"""

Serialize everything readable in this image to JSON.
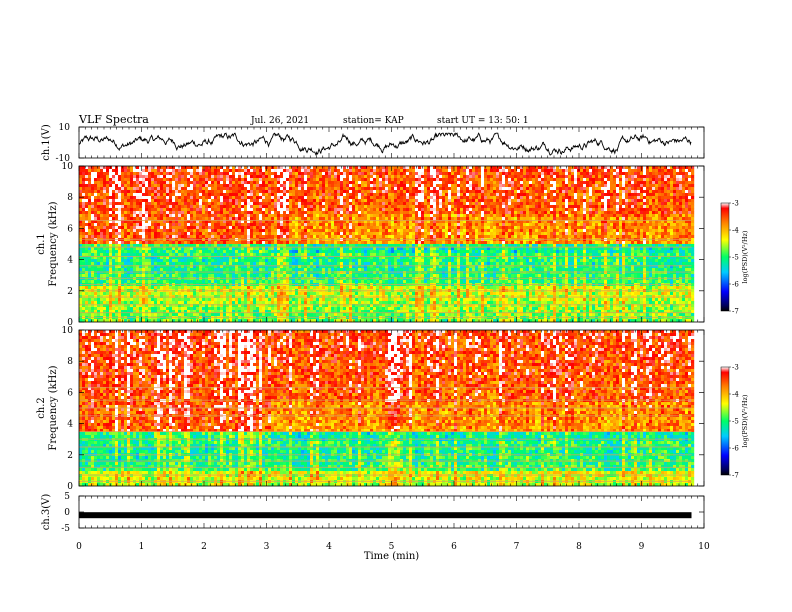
{
  "header": {
    "title": "VLF Spectra",
    "date": "Jul. 26, 2021",
    "station": "station= KAP",
    "start": "start UT =  13: 50: 1"
  },
  "chart_data": [
    {
      "type": "line",
      "panel": "ch1-waveform",
      "ylabel": "ch.1(V)",
      "ylim": [
        -10,
        10
      ],
      "yticks": [
        "10",
        "-10"
      ],
      "xlim": [
        0,
        10
      ],
      "data_extent_min": [
        0,
        9.8
      ],
      "amplitude_range_V": [
        -8,
        6
      ]
    },
    {
      "type": "heatmap",
      "panel": "ch1-spectrogram",
      "ylabel": "ch.1",
      "ylabel2": "Frequency (kHz)",
      "ylim": [
        0,
        10
      ],
      "yticks": [
        "0",
        "2",
        "4",
        "6",
        "8",
        "10"
      ],
      "xlim": [
        0,
        10
      ],
      "data_extent_min": [
        0,
        9.8
      ],
      "color_scale": {
        "label": "log(PSD)(V²/Hz)",
        "range": [
          -7,
          -3
        ],
        "ticks": [
          "-3",
          "-4",
          "-5",
          "-6",
          "-7"
        ]
      },
      "features": {
        "regime_change_min": 3.05,
        "low_psd_band_khz": [
          2.5,
          5.0
        ],
        "interference_lines_khz": [
          0.3,
          0.6,
          1.1,
          1.6,
          2.0,
          2.4,
          2.8,
          3.2,
          3.6,
          4.2,
          4.8,
          5.3,
          6.5
        ]
      }
    },
    {
      "type": "heatmap",
      "panel": "ch2-spectrogram",
      "ylabel": "ch.2",
      "ylabel2": "Frequency (kHz)",
      "ylim": [
        0,
        10
      ],
      "yticks": [
        "0",
        "2",
        "4",
        "6",
        "8",
        "10"
      ],
      "xlim": [
        0,
        10
      ],
      "data_extent_min": [
        0,
        9.8
      ],
      "color_scale": {
        "label": "log(PSD)(V²/Hz)",
        "range": [
          -7,
          -3
        ],
        "ticks": [
          "-3",
          "-4",
          "-5",
          "-6",
          "-7"
        ]
      },
      "features": {
        "regime_change_min": 3.05,
        "low_psd_band_khz": [
          1.0,
          3.5
        ],
        "interference_lines_khz": [
          0.3,
          0.7,
          1.2,
          1.6,
          2.0,
          2.5,
          3.0,
          3.5,
          4.5,
          5.0,
          5.5,
          6.3
        ]
      }
    },
    {
      "type": "line",
      "panel": "ch3-waveform",
      "ylabel": "ch.3(V)",
      "ylim": [
        -5,
        5
      ],
      "yticks": [
        "5",
        "0",
        "-5"
      ],
      "xlim": [
        0,
        10
      ],
      "data_extent_min": [
        0,
        9.8
      ],
      "level_V": -1.0
    }
  ],
  "xaxis": {
    "label": "Time (min)",
    "ticks": [
      "0",
      "1",
      "2",
      "3",
      "4",
      "5",
      "6",
      "7",
      "8",
      "9",
      "10"
    ]
  }
}
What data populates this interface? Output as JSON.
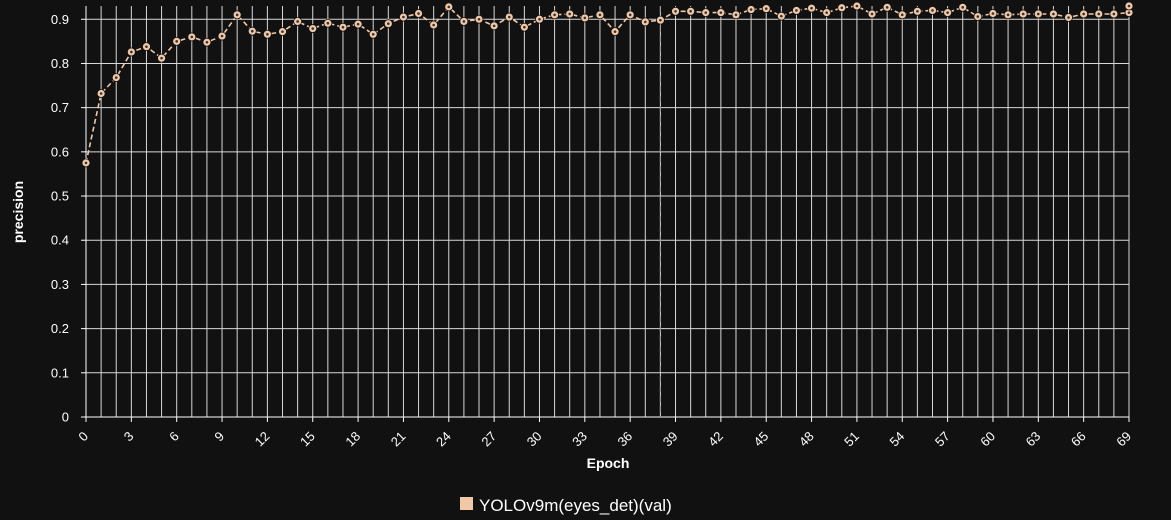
{
  "chart_data": {
    "type": "line",
    "xlabel": "Epoch",
    "ylabel": "precision",
    "xlim": [
      0,
      69
    ],
    "ylim": [
      0,
      0.93
    ],
    "yticks": [
      0,
      0.1,
      0.2,
      0.3,
      0.4,
      0.5,
      0.6,
      0.7,
      0.8,
      0.9
    ],
    "xticks": [
      0,
      3,
      6,
      9,
      12,
      15,
      18,
      21,
      24,
      27,
      30,
      33,
      36,
      39,
      42,
      45,
      48,
      51,
      54,
      57,
      60,
      63,
      66,
      69
    ],
    "grid": true,
    "legend_position": "bottom-center",
    "reference_line_x": 38,
    "series": [
      {
        "name": "YOLOv9m(eyes_det)(val)",
        "color": "#f0c8a8",
        "x": [
          0,
          1,
          2,
          3,
          4,
          5,
          6,
          7,
          8,
          9,
          10,
          11,
          12,
          13,
          14,
          15,
          16,
          17,
          18,
          19,
          20,
          21,
          22,
          23,
          24,
          25,
          26,
          27,
          28,
          29,
          30,
          31,
          32,
          33,
          34,
          35,
          36,
          37,
          38,
          39,
          40,
          41,
          42,
          43,
          44,
          45,
          46,
          47,
          48,
          49,
          50,
          51,
          52,
          53,
          54,
          55,
          56,
          57,
          58,
          59,
          60,
          61,
          62,
          63,
          64,
          65,
          66,
          67,
          68,
          69,
          69
        ],
        "y": [
          0.575,
          0.732,
          0.768,
          0.826,
          0.838,
          0.812,
          0.85,
          0.86,
          0.848,
          0.862,
          0.91,
          0.873,
          0.866,
          0.872,
          0.895,
          0.879,
          0.891,
          0.882,
          0.889,
          0.866,
          0.89,
          0.905,
          0.913,
          0.887,
          0.928,
          0.895,
          0.9,
          0.885,
          0.905,
          0.882,
          0.9,
          0.91,
          0.912,
          0.903,
          0.91,
          0.872,
          0.91,
          0.894,
          0.898,
          0.918,
          0.918,
          0.915,
          0.915,
          0.91,
          0.922,
          0.924,
          0.907,
          0.92,
          0.925,
          0.915,
          0.926,
          0.93,
          0.912,
          0.927,
          0.91,
          0.918,
          0.92,
          0.915,
          0.927,
          0.906,
          0.913,
          0.91,
          0.912,
          0.912,
          0.912,
          0.904,
          0.912,
          0.912,
          0.912,
          0.915,
          0.93
        ]
      }
    ]
  }
}
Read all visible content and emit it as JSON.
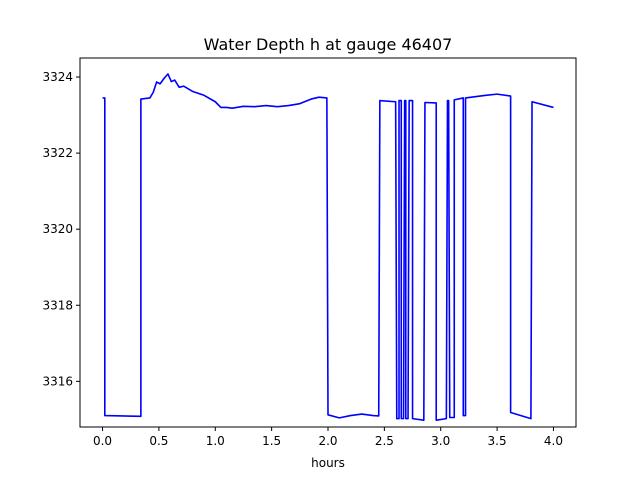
{
  "chart_data": {
    "type": "line",
    "title": "Water Depth h at gauge 46407",
    "xlabel": "hours",
    "ylabel": "",
    "xlim": [
      -0.2,
      4.2
    ],
    "ylim": [
      3314.8,
      3324.5
    ],
    "xticks": [
      0.0,
      0.5,
      1.0,
      1.5,
      2.0,
      2.5,
      3.0,
      3.5,
      4.0
    ],
    "xtick_labels": [
      "0.0",
      "0.5",
      "1.0",
      "1.5",
      "2.0",
      "2.5",
      "3.0",
      "3.5",
      "4.0"
    ],
    "yticks": [
      3316,
      3318,
      3320,
      3322,
      3324
    ],
    "ytick_labels": [
      "3316",
      "3318",
      "3320",
      "3322",
      "3324"
    ],
    "grid": false,
    "series": [
      {
        "color": "#0000ff",
        "points": [
          [
            0.0,
            3323.45
          ],
          [
            0.02,
            3323.45
          ],
          [
            0.02,
            3315.1
          ],
          [
            0.34,
            3315.08
          ],
          [
            0.34,
            3323.42
          ],
          [
            0.42,
            3323.45
          ],
          [
            0.45,
            3323.6
          ],
          [
            0.48,
            3323.87
          ],
          [
            0.51,
            3323.82
          ],
          [
            0.55,
            3323.98
          ],
          [
            0.58,
            3324.08
          ],
          [
            0.61,
            3323.88
          ],
          [
            0.64,
            3323.92
          ],
          [
            0.68,
            3323.73
          ],
          [
            0.72,
            3323.76
          ],
          [
            0.8,
            3323.62
          ],
          [
            0.9,
            3323.52
          ],
          [
            1.0,
            3323.35
          ],
          [
            1.05,
            3323.2
          ],
          [
            1.1,
            3323.2
          ],
          [
            1.15,
            3323.18
          ],
          [
            1.25,
            3323.23
          ],
          [
            1.35,
            3323.22
          ],
          [
            1.45,
            3323.25
          ],
          [
            1.55,
            3323.22
          ],
          [
            1.65,
            3323.25
          ],
          [
            1.75,
            3323.3
          ],
          [
            1.85,
            3323.42
          ],
          [
            1.92,
            3323.47
          ],
          [
            1.99,
            3323.45
          ],
          [
            2.0,
            3315.12
          ],
          [
            2.1,
            3315.04
          ],
          [
            2.2,
            3315.1
          ],
          [
            2.3,
            3315.14
          ],
          [
            2.4,
            3315.1
          ],
          [
            2.45,
            3315.09
          ],
          [
            2.46,
            3323.38
          ],
          [
            2.6,
            3323.35
          ],
          [
            2.61,
            3315.02
          ],
          [
            2.63,
            3315.02
          ],
          [
            2.63,
            3323.38
          ],
          [
            2.65,
            3323.38
          ],
          [
            2.65,
            3315.02
          ],
          [
            2.67,
            3315.02
          ],
          [
            2.68,
            3323.38
          ],
          [
            2.69,
            3323.38
          ],
          [
            2.69,
            3315.02
          ],
          [
            2.71,
            3315.02
          ],
          [
            2.72,
            3323.38
          ],
          [
            2.75,
            3323.38
          ],
          [
            2.75,
            3315.02
          ],
          [
            2.85,
            3314.98
          ],
          [
            2.86,
            3323.33
          ],
          [
            2.96,
            3323.32
          ],
          [
            2.96,
            3314.98
          ],
          [
            3.05,
            3315.02
          ],
          [
            3.06,
            3323.38
          ],
          [
            3.07,
            3323.38
          ],
          [
            3.08,
            3315.05
          ],
          [
            3.12,
            3315.05
          ],
          [
            3.12,
            3323.4
          ],
          [
            3.2,
            3323.45
          ],
          [
            3.2,
            3315.1
          ],
          [
            3.22,
            3315.1
          ],
          [
            3.22,
            3323.45
          ],
          [
            3.4,
            3323.52
          ],
          [
            3.5,
            3323.55
          ],
          [
            3.62,
            3323.5
          ],
          [
            3.62,
            3315.18
          ],
          [
            3.8,
            3315.02
          ],
          [
            3.81,
            3323.35
          ],
          [
            4.0,
            3323.2
          ]
        ]
      }
    ]
  }
}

"""

Reply with the number of lines in the data that include the string "title" and nothing else.

▸ EXERCISE RESPONSE: 2